Where does the string "meinen" appear? Copy every line of the entries below that holds it.

# [Data supplied]
········
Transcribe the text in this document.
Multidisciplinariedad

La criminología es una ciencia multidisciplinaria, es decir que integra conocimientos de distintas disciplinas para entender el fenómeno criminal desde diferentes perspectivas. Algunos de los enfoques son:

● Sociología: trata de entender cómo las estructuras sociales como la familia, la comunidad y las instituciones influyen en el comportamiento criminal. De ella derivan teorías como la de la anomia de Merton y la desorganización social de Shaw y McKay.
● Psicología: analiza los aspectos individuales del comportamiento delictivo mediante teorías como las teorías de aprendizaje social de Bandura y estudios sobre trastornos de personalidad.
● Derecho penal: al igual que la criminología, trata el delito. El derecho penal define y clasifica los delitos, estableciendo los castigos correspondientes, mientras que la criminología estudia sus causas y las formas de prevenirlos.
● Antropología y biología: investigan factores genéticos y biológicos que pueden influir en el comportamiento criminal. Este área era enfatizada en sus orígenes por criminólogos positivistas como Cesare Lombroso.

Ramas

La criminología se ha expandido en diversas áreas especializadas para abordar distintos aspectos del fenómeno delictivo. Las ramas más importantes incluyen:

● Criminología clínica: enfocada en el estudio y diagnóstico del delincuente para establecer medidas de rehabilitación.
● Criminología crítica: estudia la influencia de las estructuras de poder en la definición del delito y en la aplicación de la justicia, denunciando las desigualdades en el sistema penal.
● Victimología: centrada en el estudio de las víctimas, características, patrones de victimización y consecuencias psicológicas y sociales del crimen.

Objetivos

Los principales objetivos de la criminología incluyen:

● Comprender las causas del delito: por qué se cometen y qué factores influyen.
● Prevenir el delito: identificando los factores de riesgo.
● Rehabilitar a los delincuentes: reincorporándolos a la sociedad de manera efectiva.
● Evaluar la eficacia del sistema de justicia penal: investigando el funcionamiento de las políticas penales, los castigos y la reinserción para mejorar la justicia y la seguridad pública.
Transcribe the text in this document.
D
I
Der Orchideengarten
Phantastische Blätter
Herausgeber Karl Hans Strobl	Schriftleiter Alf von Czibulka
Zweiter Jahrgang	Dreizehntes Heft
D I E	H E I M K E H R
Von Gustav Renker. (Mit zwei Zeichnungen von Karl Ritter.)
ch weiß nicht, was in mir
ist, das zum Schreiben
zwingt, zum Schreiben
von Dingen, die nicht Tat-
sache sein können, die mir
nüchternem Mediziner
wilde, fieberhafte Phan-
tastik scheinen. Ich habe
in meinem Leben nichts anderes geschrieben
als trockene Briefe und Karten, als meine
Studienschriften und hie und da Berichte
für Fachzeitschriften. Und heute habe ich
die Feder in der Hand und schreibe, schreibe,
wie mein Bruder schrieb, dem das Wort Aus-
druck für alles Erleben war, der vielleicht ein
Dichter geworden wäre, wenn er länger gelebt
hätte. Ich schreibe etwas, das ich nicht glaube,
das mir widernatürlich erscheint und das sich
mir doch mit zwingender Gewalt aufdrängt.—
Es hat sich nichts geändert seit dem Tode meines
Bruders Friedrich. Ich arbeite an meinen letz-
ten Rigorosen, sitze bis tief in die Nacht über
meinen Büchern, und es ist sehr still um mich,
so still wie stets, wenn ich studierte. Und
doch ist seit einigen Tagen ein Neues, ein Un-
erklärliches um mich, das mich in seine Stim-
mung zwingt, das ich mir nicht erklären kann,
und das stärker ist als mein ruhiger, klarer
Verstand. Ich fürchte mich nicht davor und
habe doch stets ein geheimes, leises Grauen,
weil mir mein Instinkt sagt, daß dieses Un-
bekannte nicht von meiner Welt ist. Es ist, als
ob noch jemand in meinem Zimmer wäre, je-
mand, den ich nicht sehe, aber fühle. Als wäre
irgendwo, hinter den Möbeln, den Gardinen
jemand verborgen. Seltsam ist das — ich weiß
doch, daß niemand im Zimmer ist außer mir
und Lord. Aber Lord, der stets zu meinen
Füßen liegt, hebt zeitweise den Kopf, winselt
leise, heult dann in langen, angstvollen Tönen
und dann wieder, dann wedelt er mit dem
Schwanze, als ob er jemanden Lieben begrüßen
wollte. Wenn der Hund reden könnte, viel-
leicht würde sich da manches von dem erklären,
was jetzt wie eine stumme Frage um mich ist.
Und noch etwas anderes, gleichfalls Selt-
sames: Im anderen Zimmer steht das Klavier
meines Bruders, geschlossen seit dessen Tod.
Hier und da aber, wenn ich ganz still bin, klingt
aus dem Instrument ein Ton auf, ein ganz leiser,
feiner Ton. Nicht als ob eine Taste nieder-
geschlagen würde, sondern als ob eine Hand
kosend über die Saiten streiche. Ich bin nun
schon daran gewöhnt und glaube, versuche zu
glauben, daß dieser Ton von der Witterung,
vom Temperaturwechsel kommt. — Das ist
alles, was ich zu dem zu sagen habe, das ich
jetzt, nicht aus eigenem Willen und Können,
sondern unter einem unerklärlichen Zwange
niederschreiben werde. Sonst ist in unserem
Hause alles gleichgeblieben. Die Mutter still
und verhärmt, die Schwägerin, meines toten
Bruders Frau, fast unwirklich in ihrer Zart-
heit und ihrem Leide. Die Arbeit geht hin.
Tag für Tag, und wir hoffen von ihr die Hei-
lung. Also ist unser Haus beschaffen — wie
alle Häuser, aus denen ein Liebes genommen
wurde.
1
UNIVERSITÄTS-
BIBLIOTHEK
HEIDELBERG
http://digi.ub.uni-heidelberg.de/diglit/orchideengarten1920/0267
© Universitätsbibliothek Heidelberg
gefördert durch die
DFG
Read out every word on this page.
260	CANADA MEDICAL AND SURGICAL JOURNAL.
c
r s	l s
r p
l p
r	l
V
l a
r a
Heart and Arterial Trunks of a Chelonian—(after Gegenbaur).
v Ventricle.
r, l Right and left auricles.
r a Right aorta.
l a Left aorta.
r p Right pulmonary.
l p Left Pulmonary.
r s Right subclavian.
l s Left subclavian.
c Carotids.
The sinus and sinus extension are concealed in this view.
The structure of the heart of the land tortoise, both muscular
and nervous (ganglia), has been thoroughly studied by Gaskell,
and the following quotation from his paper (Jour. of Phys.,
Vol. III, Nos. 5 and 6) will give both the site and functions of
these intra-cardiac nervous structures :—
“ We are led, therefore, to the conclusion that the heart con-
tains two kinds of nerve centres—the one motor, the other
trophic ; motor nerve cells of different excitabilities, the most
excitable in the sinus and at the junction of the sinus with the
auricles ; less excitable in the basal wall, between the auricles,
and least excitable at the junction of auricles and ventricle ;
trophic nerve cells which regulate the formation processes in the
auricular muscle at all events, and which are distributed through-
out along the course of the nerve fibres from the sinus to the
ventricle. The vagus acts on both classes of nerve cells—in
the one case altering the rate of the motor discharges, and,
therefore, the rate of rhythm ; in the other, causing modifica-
········
# [Final answer]
Bruders Friedrich. Ich arbeite an meinen letz-
meinen Büchern, und es ist sehr still um mich,
und Lord. Aber Lord, der stets zu meinen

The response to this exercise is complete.